## Begin Given data

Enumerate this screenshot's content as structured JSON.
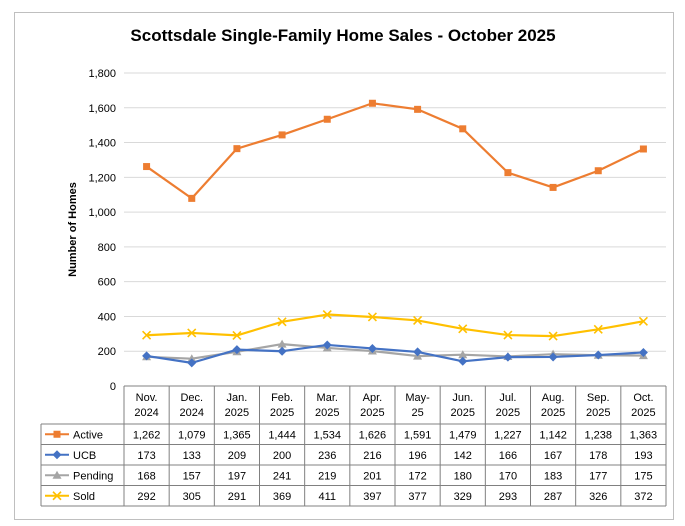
{
  "chart_data": {
    "type": "line",
    "title": "Scottsdale Single-Family Home Sales - October 2025",
    "ylabel": "Number of Homes",
    "xlabel": "",
    "ylim": [
      0,
      1800
    ],
    "yticks": [
      "0",
      "200",
      "400",
      "600",
      "800",
      "1,000",
      "1,200",
      "1,400",
      "1,600",
      "1,800"
    ],
    "grid": true,
    "legend": "table-below",
    "categories": [
      [
        "Nov.",
        "2024"
      ],
      [
        "Dec.",
        "2024"
      ],
      [
        "Jan.",
        "2025"
      ],
      [
        "Feb.",
        "2025"
      ],
      [
        "Mar.",
        "2025"
      ],
      [
        "Apr.",
        "2025"
      ],
      [
        "May-",
        "25"
      ],
      [
        "Jun.",
        "2025"
      ],
      [
        "Jul.",
        "2025"
      ],
      [
        "Aug.",
        "2025"
      ],
      [
        "Sep.",
        "2025"
      ],
      [
        "Oct.",
        "2025"
      ]
    ],
    "series": [
      {
        "name": "Active",
        "color": "#ED7D31",
        "marker": "square",
        "values": [
          1262,
          1079,
          1365,
          1444,
          1534,
          1626,
          1591,
          1479,
          1227,
          1142,
          1238,
          1363
        ],
        "labels": [
          "1,262",
          "1,079",
          "1,365",
          "1,444",
          "1,534",
          "1,626",
          "1,591",
          "1,479",
          "1,227",
          "1,142",
          "1,238",
          "1,363"
        ]
      },
      {
        "name": "UCB",
        "color": "#4472C4",
        "marker": "diamond",
        "values": [
          173,
          133,
          209,
          200,
          236,
          216,
          196,
          142,
          166,
          167,
          178,
          193
        ],
        "labels": [
          "173",
          "133",
          "209",
          "200",
          "236",
          "216",
          "196",
          "142",
          "166",
          "167",
          "178",
          "193"
        ]
      },
      {
        "name": "Pending",
        "color": "#A5A5A5",
        "marker": "triangle",
        "values": [
          168,
          157,
          197,
          241,
          219,
          201,
          172,
          180,
          170,
          183,
          177,
          175
        ],
        "labels": [
          "168",
          "157",
          "197",
          "241",
          "219",
          "201",
          "172",
          "180",
          "170",
          "183",
          "177",
          "175"
        ]
      },
      {
        "name": "Sold",
        "color": "#FFC000",
        "marker": "x",
        "values": [
          292,
          305,
          291,
          369,
          411,
          397,
          377,
          329,
          293,
          287,
          326,
          372
        ],
        "labels": [
          "292",
          "305",
          "291",
          "369",
          "411",
          "397",
          "377",
          "329",
          "293",
          "287",
          "326",
          "372"
        ]
      }
    ]
  }
}
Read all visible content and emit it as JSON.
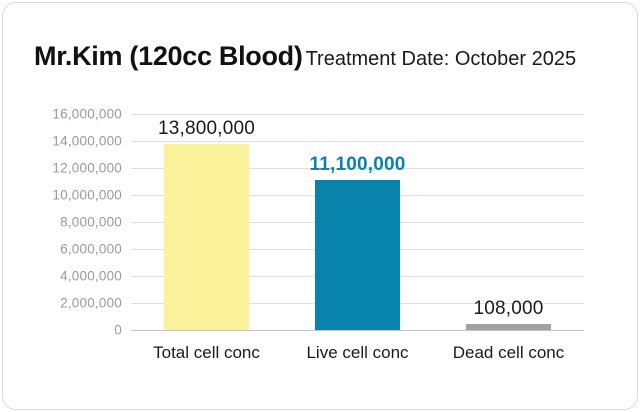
{
  "header": {
    "title": "Mr.Kim (120cc Blood)",
    "subtitle": "Treatment Date: October 2025"
  },
  "chart_data": {
    "type": "bar",
    "title": "Mr.Kim (120cc Blood)",
    "subtitle": "Treatment Date: October 2025",
    "categories": [
      "Total cell conc",
      "Live cell conc",
      "Dead cell conc"
    ],
    "values": [
      13800000,
      11100000,
      108000
    ],
    "value_labels": [
      "13,800,000",
      "11,100,000",
      "108,000"
    ],
    "bar_colors": [
      "#FBF39C",
      "#0883AC",
      "#A1A1A1"
    ],
    "value_label_colors": [
      "#1A1A1A",
      "#0883AC",
      "#1A1A1A"
    ],
    "value_label_bold": [
      false,
      true,
      false
    ],
    "xlabel": "",
    "ylabel": "",
    "ylim": [
      0,
      16000000
    ],
    "ytick_step": 2000000,
    "ytick_labels": [
      "0",
      "2,000,000",
      "4,000,000",
      "6,000,000",
      "8,000,000",
      "10,000,000",
      "12,000,000",
      "14,000,000",
      "16,000,000"
    ],
    "grid": true,
    "legend": false,
    "grid_color": "#dfdfdf",
    "zero_line_color": "#c2c2c2",
    "axis_label_color": "#9a9a9a",
    "category_label_color": "#1a1a1a"
  }
}
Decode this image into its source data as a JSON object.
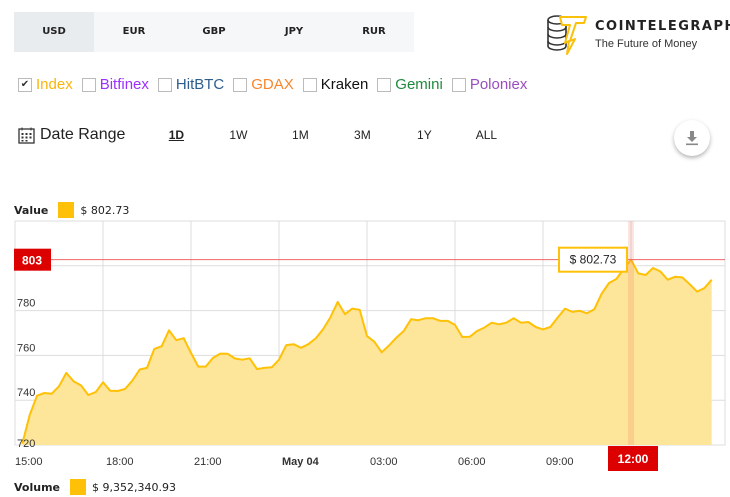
{
  "currencies": [
    {
      "label": "USD",
      "active": true
    },
    {
      "label": "EUR"
    },
    {
      "label": "GBP"
    },
    {
      "label": "JPY"
    },
    {
      "label": "RUR"
    }
  ],
  "logo": {
    "name": "COINTELEGRAPH",
    "tagline": "The Future of Money"
  },
  "exchanges": [
    {
      "label": "Index",
      "color": "#f9b50c",
      "checked": true
    },
    {
      "label": "Bitfinex",
      "color": "#9b30ff"
    },
    {
      "label": "HitBTC",
      "color": "#2c5d8f"
    },
    {
      "label": "GDAX",
      "color": "#f7862b"
    },
    {
      "label": "Kraken",
      "color": "#111111"
    },
    {
      "label": "Gemini",
      "color": "#1e8a3c"
    },
    {
      "label": "Poloniex",
      "color": "#9b4dc0"
    }
  ],
  "date_range": {
    "label": "Date Range",
    "icon": "calendar-icon",
    "options": [
      "1D",
      "1W",
      "1M",
      "3M",
      "1Y",
      "ALL"
    ],
    "active": "1D"
  },
  "download_icon": "download-icon",
  "value_legend": {
    "label": "Value",
    "value": "$ 802.73",
    "color": "#ffc107"
  },
  "volume_legend": {
    "label": "Volume",
    "value": "$ 9,352,340.93",
    "color": "#ffc107"
  },
  "chart_data": {
    "type": "area",
    "ylim": [
      720,
      820
    ],
    "y_ticks": [
      720,
      740,
      760,
      780
    ],
    "x_ticks": [
      "15:00",
      "18:00",
      "21:00",
      "May 04",
      "03:00",
      "06:00",
      "09:00",
      "12:00"
    ],
    "grid": true,
    "line_color": "#ffc107",
    "fill_color": "#fde599",
    "crosshair": {
      "x": "12:00",
      "y_label": "803",
      "tooltip": "$ 802.73",
      "color": "#dd0000"
    },
    "x": [
      "15:15",
      "15:30",
      "15:45",
      "16:00",
      "16:15",
      "16:30",
      "16:45",
      "17:00",
      "17:15",
      "17:30",
      "17:45",
      "18:00",
      "18:15",
      "18:30",
      "18:45",
      "19:00",
      "19:15",
      "19:30",
      "19:45",
      "20:00",
      "20:15",
      "20:30",
      "20:45",
      "21:00",
      "21:15",
      "21:30",
      "21:45",
      "22:00",
      "22:15",
      "22:30",
      "22:45",
      "23:00",
      "23:15",
      "23:30",
      "23:45",
      "00:00",
      "00:15",
      "00:30",
      "00:45",
      "01:00",
      "01:15",
      "01:30",
      "01:45",
      "02:00",
      "02:15",
      "02:30",
      "02:45",
      "03:00",
      "03:15",
      "03:30",
      "03:45",
      "04:00",
      "04:15",
      "04:30",
      "04:45",
      "05:00",
      "05:15",
      "05:30",
      "05:45",
      "06:00",
      "06:15",
      "06:30",
      "06:45",
      "07:00",
      "07:15",
      "07:30",
      "07:45",
      "08:00",
      "08:15",
      "08:30",
      "08:45",
      "09:00",
      "09:15",
      "09:30",
      "09:45",
      "10:00",
      "10:15",
      "10:30",
      "10:45",
      "11:00",
      "11:15",
      "11:30",
      "11:45",
      "12:00",
      "12:15",
      "12:30",
      "12:45",
      "13:00",
      "13:15",
      "13:30",
      "13:45",
      "14:00",
      "14:15",
      "14:30",
      "14:45"
    ],
    "values": [
      720.6,
      733.4,
      742,
      743.2,
      742.9,
      746.2,
      752.2,
      748.4,
      746.6,
      742.3,
      743.6,
      748,
      744.2,
      744.1,
      745,
      748.7,
      753.7,
      754.4,
      762.9,
      764.1,
      771.2,
      766.8,
      767.7,
      761.1,
      755,
      755,
      758.9,
      760.8,
      760.7,
      758.6,
      758.1,
      758.7,
      753.9,
      754.4,
      754.7,
      758.1,
      764.6,
      765,
      763.4,
      765,
      767.6,
      771.6,
      776.9,
      783.9,
      778.4,
      780.9,
      780.3,
      768.6,
      766.1,
      761.4,
      764.4,
      767.9,
      770.9,
      776.1,
      775.7,
      776.6,
      776.6,
      775.4,
      775.4,
      773.6,
      768.2,
      768.3,
      770.9,
      772.4,
      774.6,
      773.9,
      774.6,
      776.6,
      774.6,
      774.9,
      772.7,
      771.6,
      772.7,
      776.9,
      780.9,
      779.4,
      779.9,
      778.8,
      780.6,
      787.6,
      792.3,
      794.1,
      798.6,
      802.73,
      796.6,
      795.9,
      799,
      797.5,
      793.8,
      795.1,
      794.8,
      791.8,
      788.5,
      790,
      793.8
    ]
  }
}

## End Given data

## What is required
Where a line in the entries holds the word "October", copy that line.

## The completed task
    "title": "Scottsdale Single-Family Home Sales - October 2025",
    "subtitle": "Treatment Date: October 2025"
    "subtitle": "Treatment Date: October 2025",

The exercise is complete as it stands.